Pull out every line containing the string "Blickfang".

** BEGIN SOURCE RECORDS **

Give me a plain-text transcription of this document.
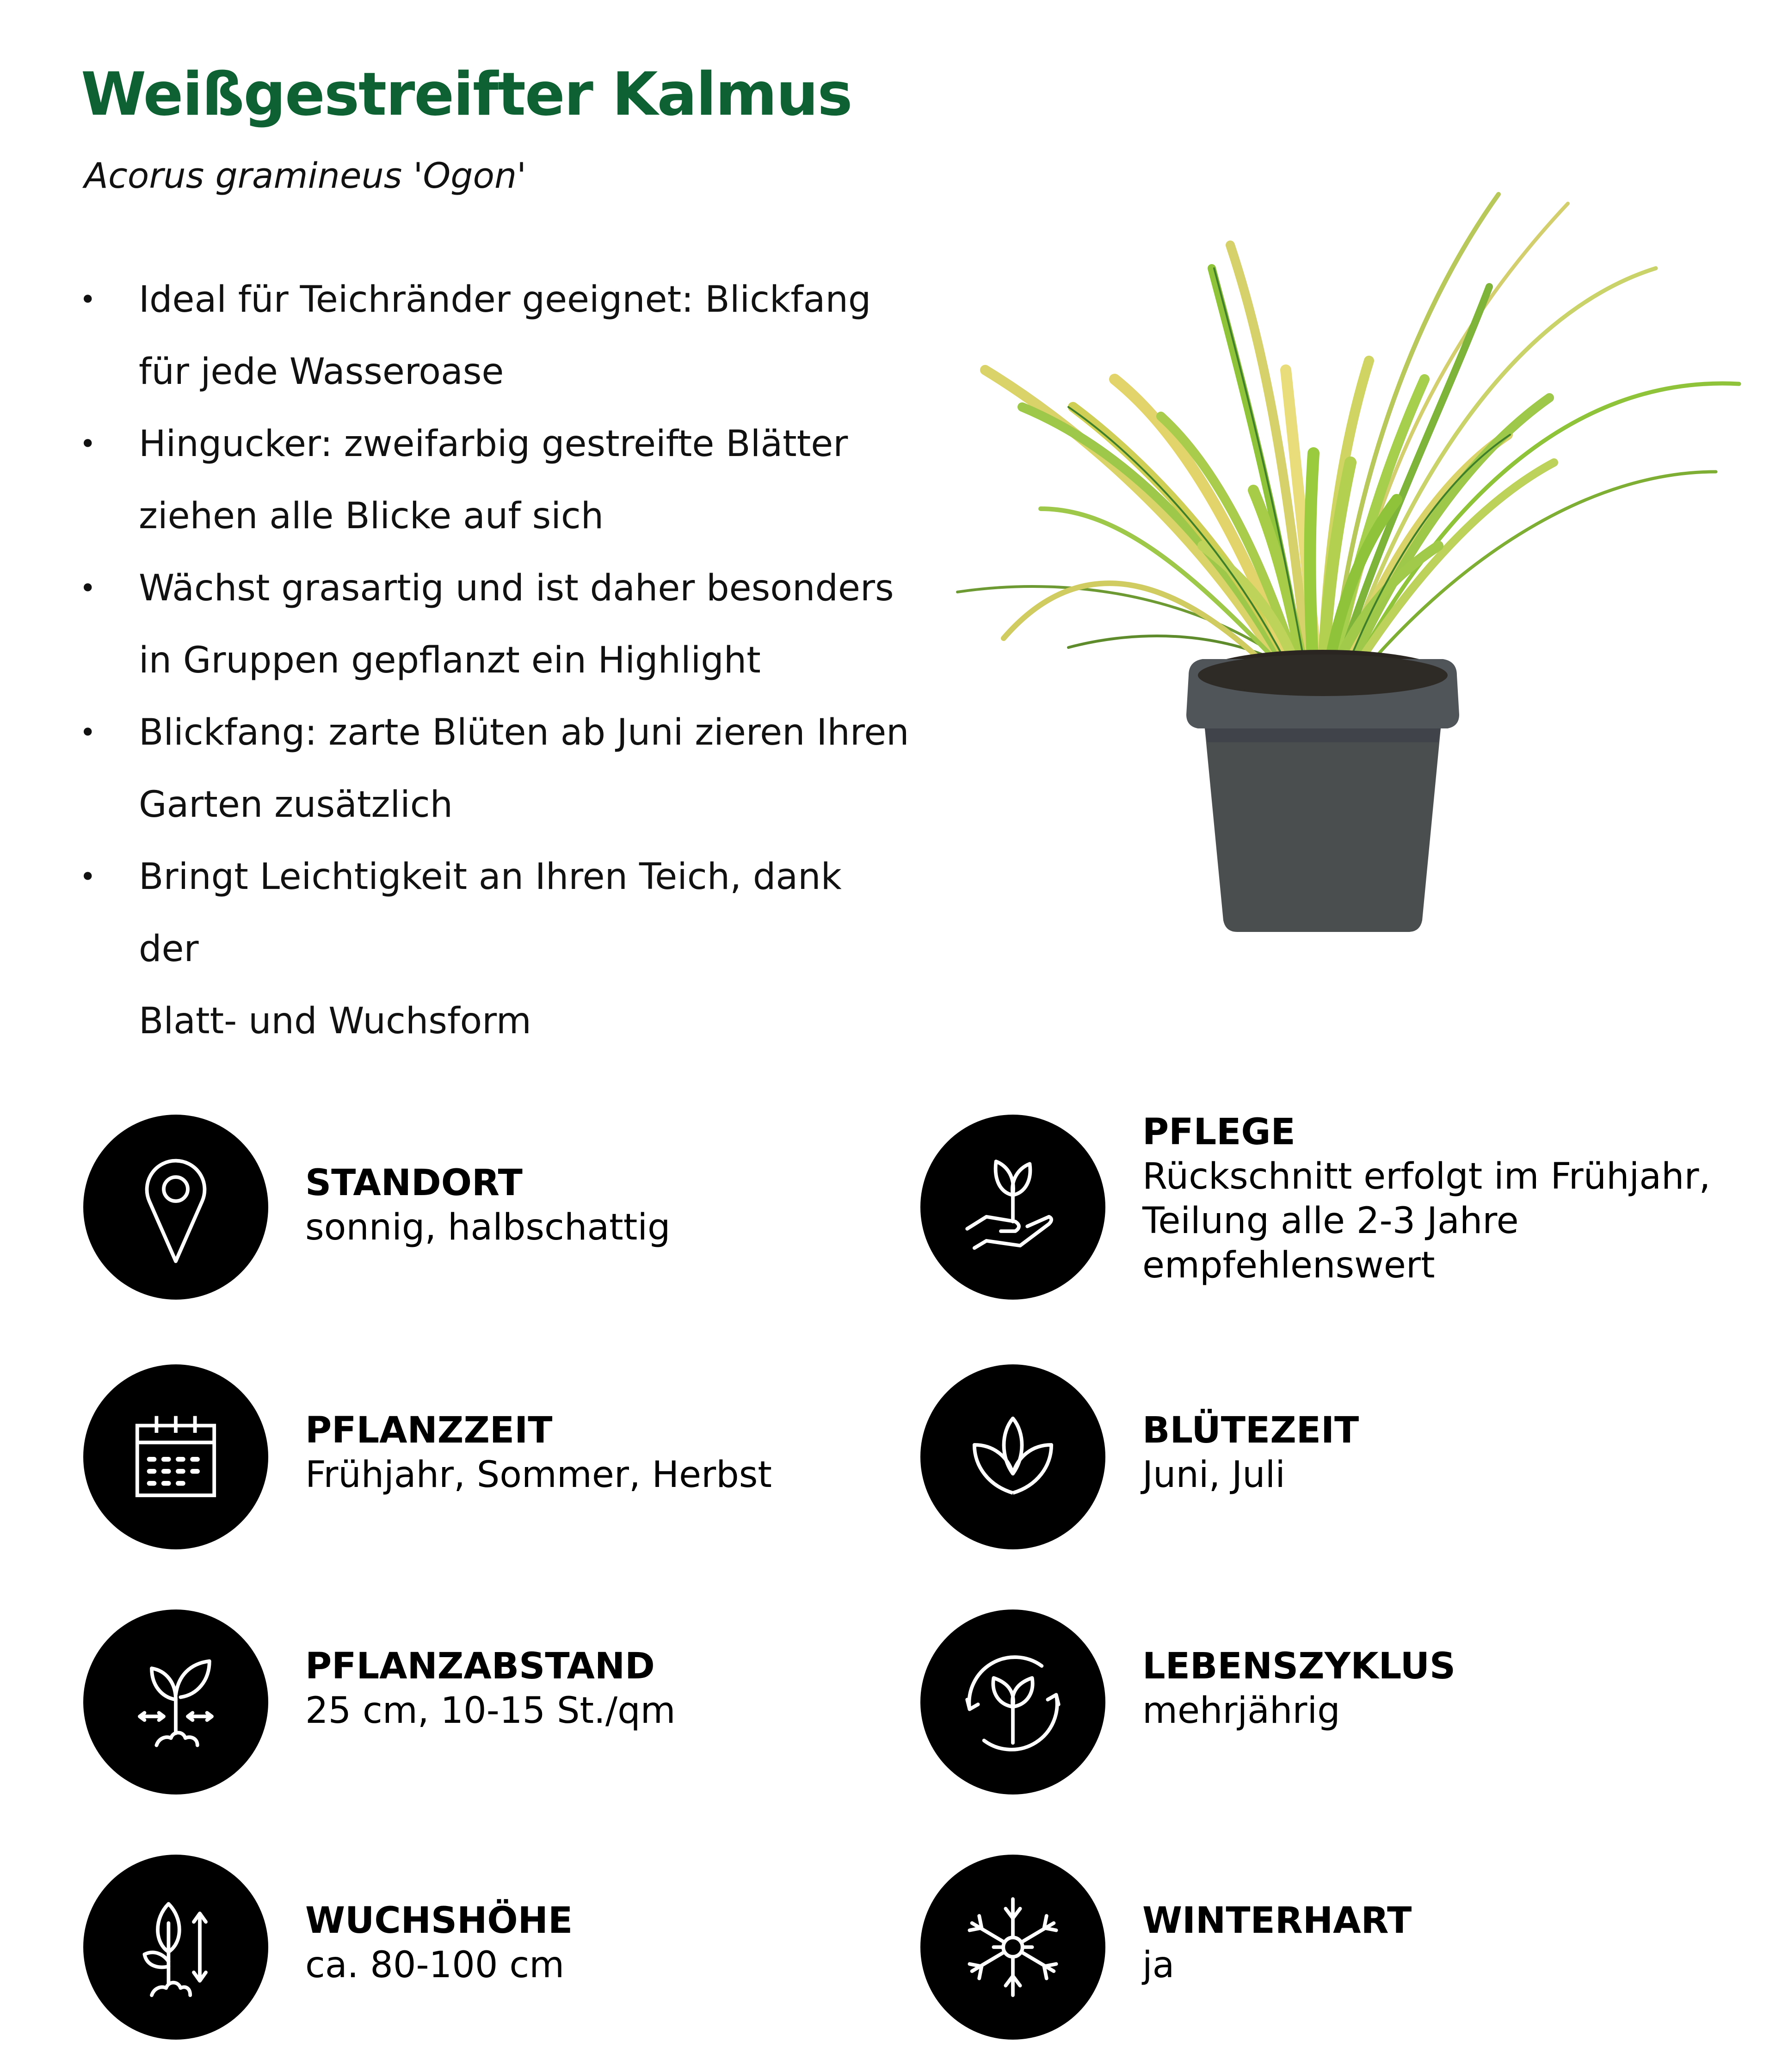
Weißgestreifter Kalmus
Acorus gramineus 'Ogon'
• Ideal für Teichränder geeignet: Blickfang
für jede Wasseroase
• Hingucker: zweifarbig gestreifte Blätter
ziehen alle Blicke auf sich
• Wächst grasartig und ist daher besonders
in Gruppen gepflanzt ein Highlight
• Blickfang: zarte Blüten ab Juni zieren Ihren
Garten zusätzlich
• Bringt Leichtigkeit an Ihren Teich, dank der
Blatt- und Wuchsform
STANDORT
sonnig, halbschattig
PFLEGE
Rückschnitt erfolgt im Frühjahr,
Teilung alle 2-3 Jahre
empfehlenswert
PFLANZZEIT
Frühjahr, Sommer, Herbst
BLÜTEZEIT
Juni, Juli
PFLANZABSTAND
25 cm, 10-15 St./qm
LEBENSZYKLUS
mehrjährig
WUCHSHÖHE
ca. 80-100 cm
WINTERHART
ja
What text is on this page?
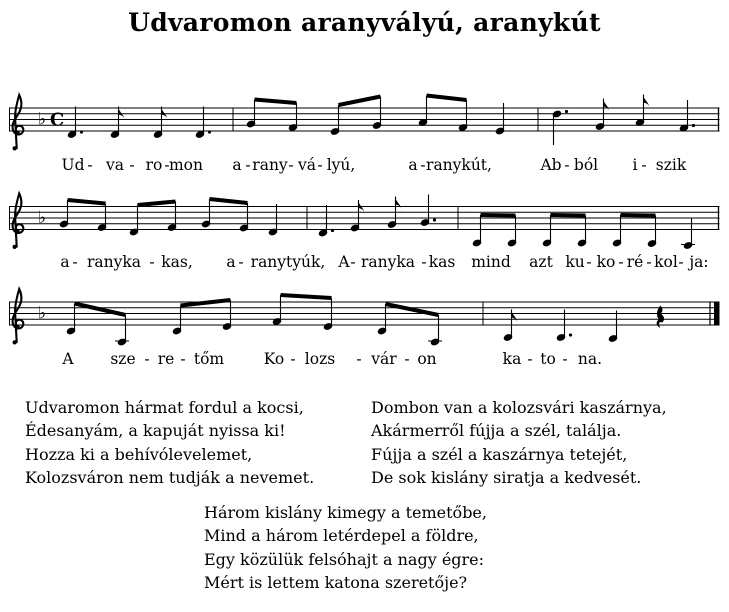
Udvaromon aranyvályú, aranykút
♭ C
Ud - va - ro - mon a - rany - vá - lyú,	a - ranykút,	Ab - ból i - szik
♭
a - ranyka - kas, a - ranytyúk, A - ranyka - kas mind azt ku - ko - ré - kol - ja:
♭
A sze - re - tőm	Ko - lozs - vár - on	ka - to - na.
Udvaromon hármat fordul a kocsi,
Édesanyám, a kapuját nyissa ki!
Hozza ki a behívólevelemet,
Kolozsváron nem tudják a nevemet.
Dombon van a kolozsvári kaszárnya,
Akármerről fújja a szél, találja.
Fújja a szél a kaszárnya tetejét,
De sok kislány siratja a kedvesét.
Három kislány kimegy a temetőbe,
Mind a három letérdepel a földre,
Egy közülük felsóhajt a nagy égre:
Mért is lettem katona szeretője?
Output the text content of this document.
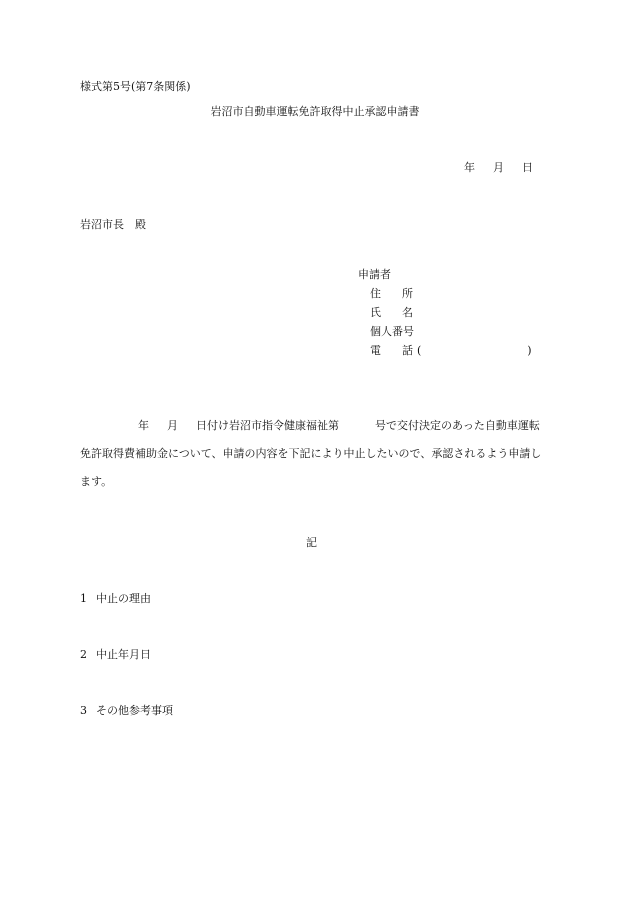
様式第5号(第7条関係)
岩沼市自動車運転免許取得中止承認申請書
年 月 日
岩沼市長　殿
申請者
住 所
氏 名
個人番号
電 話 (	)
年 月 日付け岩沼市指令健康福祉第	号で交付決定のあった自動車運転免許取得費補助金について、申請の内容を下記により中止したいので、承認されるよう申請します。
記
1 中止の理由
2 中止年月日
3 その他参考事項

** END SOURCE RECORDS **

> [TASK ANSWER]:
• Ideal für Teichränder geeignet: Blickfang
• Blickfang: zarte Blüten ab Juni zieren Ihren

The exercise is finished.